## Aim of the task
An exact copy of all records is expected, minus the images.
________________________________________
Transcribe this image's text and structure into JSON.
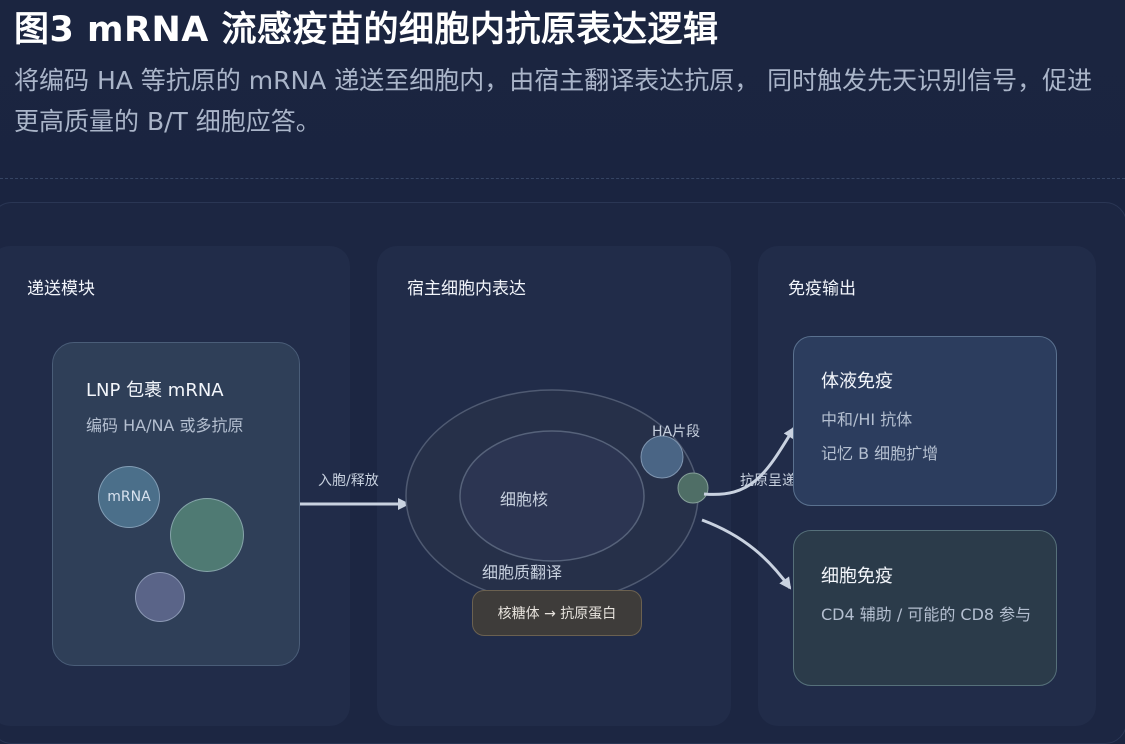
{
  "header": {
    "title": "图3 mRNA 流感疫苗的细胞内抗原表达逻辑",
    "subtitle": "将编码 HA 等抗原的 mRNA 递送至细胞内，由宿主翻译表达抗原， 同时触发先天识别信号，促进更高质量的 B/T 细胞应答。"
  },
  "columns": {
    "delivery": {
      "title": "递送模块"
    },
    "host": {
      "title": "宿主细胞内表达"
    },
    "immune": {
      "title": "免疫输出"
    }
  },
  "lnp_card": {
    "title": "LNP 包裹 mRNA",
    "subtitle": "编码 HA/NA 或多抗原",
    "bubble_label": "mRNA"
  },
  "arrows": {
    "entry_label": "入胞/释放",
    "presentation_label": "抗原呈递"
  },
  "cell": {
    "nucleus_label": "细胞核",
    "cytoplasm_label": "细胞质翻译",
    "ribosome_label": "核糖体 → 抗原蛋白",
    "fragment_label": "HA片段"
  },
  "outputs": {
    "humoral": {
      "title": "体液免疫",
      "lines": [
        "中和/HI 抗体",
        "记忆 B 细胞扩增"
      ]
    },
    "cellular": {
      "title": "细胞免疫",
      "lines": [
        "CD4 辅助 / 可能的 CD8 参与"
      ]
    }
  },
  "colors": {
    "bubble_mrna": "#4b6f8a",
    "bubble_green": "#4f7a73",
    "bubble_purple": "#5a6488",
    "fragment_blue": "#4a6585",
    "fragment_green": "#4f6e66",
    "arrow": "#c9d2e0"
  }
}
________________________________________
## Answer space
Transcribe this image's text and structure into JSON.
{
  "header": {
    "title": "图3 mRNA 流感疫苗的细胞内抗原表达逻辑",
    "subtitle": "将编码 HA 等抗原的 mRNA 递送至细胞内，由宿主翻译表达抗原， 同时触发先天识别信号，促进更高质量的 B/T 细胞应答。"
  },
  "columns": {
    "delivery": {
      "title": "递送模块"
    },
    "host": {
      "title": "宿主细胞内表达"
    },
    "immune": {
      "title": "免疫输出"
    }
  },
  "lnp_card": {
    "title": "LNP 包裹 mRNA",
    "subtitle": "编码 HA/NA 或多抗原",
    "bubble_label": "mRNA"
  },
  "arrows": {
    "entry_label": "入胞/释放",
    "presentation_label": "抗原呈递"
  },
  "cell": {
    "nucleus_label": "细胞核",
    "cytoplasm_label": "细胞质翻译",
    "ribosome_label": "核糖体 → 抗原蛋白",
    "fragment_label": "HA片段"
  },
  "outputs": {
    "humoral": {
      "title": "体液免疫",
      "lines": [
        "中和/HI 抗体",
        "记忆 B 细胞扩增"
      ]
    },
    "cellular": {
      "title": "细胞免疫",
      "lines": [
        "CD4 辅助 / 可能的 CD8 参与"
      ]
    }
  },
  "colors": {
    "bubble_mrna": "#4b6f8a",
    "bubble_green": "#4f7a73",
    "bubble_purple": "#5a6488",
    "fragment_blue": "#4a6585",
    "fragment_green": "#4f6e66",
    "arrow": "#c9d2e0"
  }
}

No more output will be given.